-- START --

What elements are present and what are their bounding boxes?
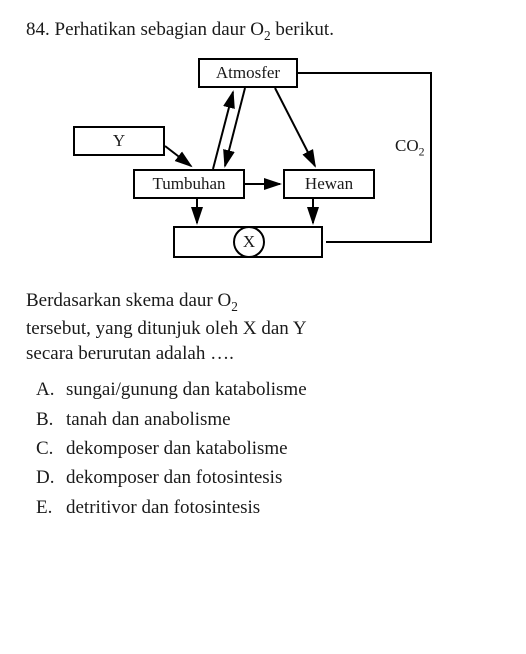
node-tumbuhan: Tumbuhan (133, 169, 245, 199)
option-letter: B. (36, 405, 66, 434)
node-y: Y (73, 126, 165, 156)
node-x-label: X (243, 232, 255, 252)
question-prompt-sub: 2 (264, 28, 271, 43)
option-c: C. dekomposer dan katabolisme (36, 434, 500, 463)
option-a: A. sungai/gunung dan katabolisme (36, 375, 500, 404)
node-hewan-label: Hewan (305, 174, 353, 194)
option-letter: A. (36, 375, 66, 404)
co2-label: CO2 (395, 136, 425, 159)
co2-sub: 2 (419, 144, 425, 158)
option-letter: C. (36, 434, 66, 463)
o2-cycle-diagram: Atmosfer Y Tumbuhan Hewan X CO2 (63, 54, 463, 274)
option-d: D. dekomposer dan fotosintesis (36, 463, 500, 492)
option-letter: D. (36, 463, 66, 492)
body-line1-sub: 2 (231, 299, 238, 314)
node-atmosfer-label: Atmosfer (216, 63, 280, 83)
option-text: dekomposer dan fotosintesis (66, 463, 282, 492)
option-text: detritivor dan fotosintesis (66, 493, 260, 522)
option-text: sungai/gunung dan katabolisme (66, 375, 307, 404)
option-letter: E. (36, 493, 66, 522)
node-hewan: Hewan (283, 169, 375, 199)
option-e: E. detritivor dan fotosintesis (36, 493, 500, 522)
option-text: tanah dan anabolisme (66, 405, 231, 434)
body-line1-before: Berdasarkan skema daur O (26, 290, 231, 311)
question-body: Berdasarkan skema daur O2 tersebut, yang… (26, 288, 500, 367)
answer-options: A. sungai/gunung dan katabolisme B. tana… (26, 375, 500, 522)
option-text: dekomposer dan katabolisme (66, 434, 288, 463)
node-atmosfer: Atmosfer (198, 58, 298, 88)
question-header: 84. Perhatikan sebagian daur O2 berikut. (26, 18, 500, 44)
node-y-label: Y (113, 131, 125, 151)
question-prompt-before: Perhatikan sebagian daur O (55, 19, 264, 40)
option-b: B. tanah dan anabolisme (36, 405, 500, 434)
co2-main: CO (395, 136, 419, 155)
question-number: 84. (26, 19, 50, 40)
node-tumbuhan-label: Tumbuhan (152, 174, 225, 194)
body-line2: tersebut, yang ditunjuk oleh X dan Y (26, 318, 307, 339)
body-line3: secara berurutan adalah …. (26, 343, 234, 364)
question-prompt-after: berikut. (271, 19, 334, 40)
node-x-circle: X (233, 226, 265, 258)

-- END --

**Exercise prompt**
Copy every line of the items above verbatim, leaving out the pictures.

**Reply to the exercise**
What elements are present and what are their bounding boxes?
node-tumbuhan: Tumbuhan (133, 169, 245, 199)
option-letter: B. (36, 405, 66, 434)
node-y: Y (73, 126, 165, 156)
node-x-label: X (243, 232, 255, 252)
question-prompt-sub: 2 (264, 28, 271, 43)
option-c: C. dekomposer dan katabolisme (36, 434, 500, 463)
option-a: A. sungai/gunung dan katabolisme (36, 375, 500, 404)
node-hewan-label: Hewan (305, 174, 353, 194)
option-letter: A. (36, 375, 66, 404)
co2-label: CO2 (395, 136, 425, 159)
co2-sub: 2 (419, 144, 425, 158)
option-letter: C. (36, 434, 66, 463)
o2-cycle-diagram: Atmosfer Y Tumbuhan Hewan X CO2 (63, 54, 463, 274)
option-d: D. dekomposer dan fotosintesis (36, 463, 500, 492)
option-letter: D. (36, 463, 66, 492)
body-line1-sub: 2 (231, 299, 238, 314)
node-atmosfer-label: Atmosfer (216, 63, 280, 83)
option-text: dekomposer dan fotosintesis (66, 463, 282, 492)
option-text: detritivor dan fotosintesis (66, 493, 260, 522)
option-text: sungai/gunung dan katabolisme (66, 375, 307, 404)
option-letter: E. (36, 493, 66, 522)
node-hewan: Hewan (283, 169, 375, 199)
option-e: E. detritivor dan fotosintesis (36, 493, 500, 522)
option-text: tanah dan anabolisme (66, 405, 231, 434)
body-line1-before: Berdasarkan skema daur O (26, 290, 231, 311)
question-body: Berdasarkan skema daur O2 tersebut, yang… (26, 288, 500, 367)
answer-options: A. sungai/gunung dan katabolisme B. tana… (26, 375, 500, 522)
option-text: dekomposer dan katabolisme (66, 434, 288, 463)
node-atmosfer: Atmosfer (198, 58, 298, 88)
question-header: 84. Perhatikan sebagian daur O2 berikut. (26, 18, 500, 44)
node-y-label: Y (113, 131, 125, 151)
question-prompt-before: Perhatikan sebagian daur O (55, 19, 264, 40)
option-b: B. tanah dan anabolisme (36, 405, 500, 434)
co2-main: CO (395, 136, 419, 155)
question-number: 84. (26, 19, 50, 40)
node-tumbuhan-label: Tumbuhan (152, 174, 225, 194)
body-line2: tersebut, yang ditunjuk oleh X dan Y (26, 318, 307, 339)
body-line3: secara berurutan adalah …. (26, 343, 234, 364)
question-prompt-after: berikut. (271, 19, 334, 40)
node-x-circle: X (233, 226, 265, 258)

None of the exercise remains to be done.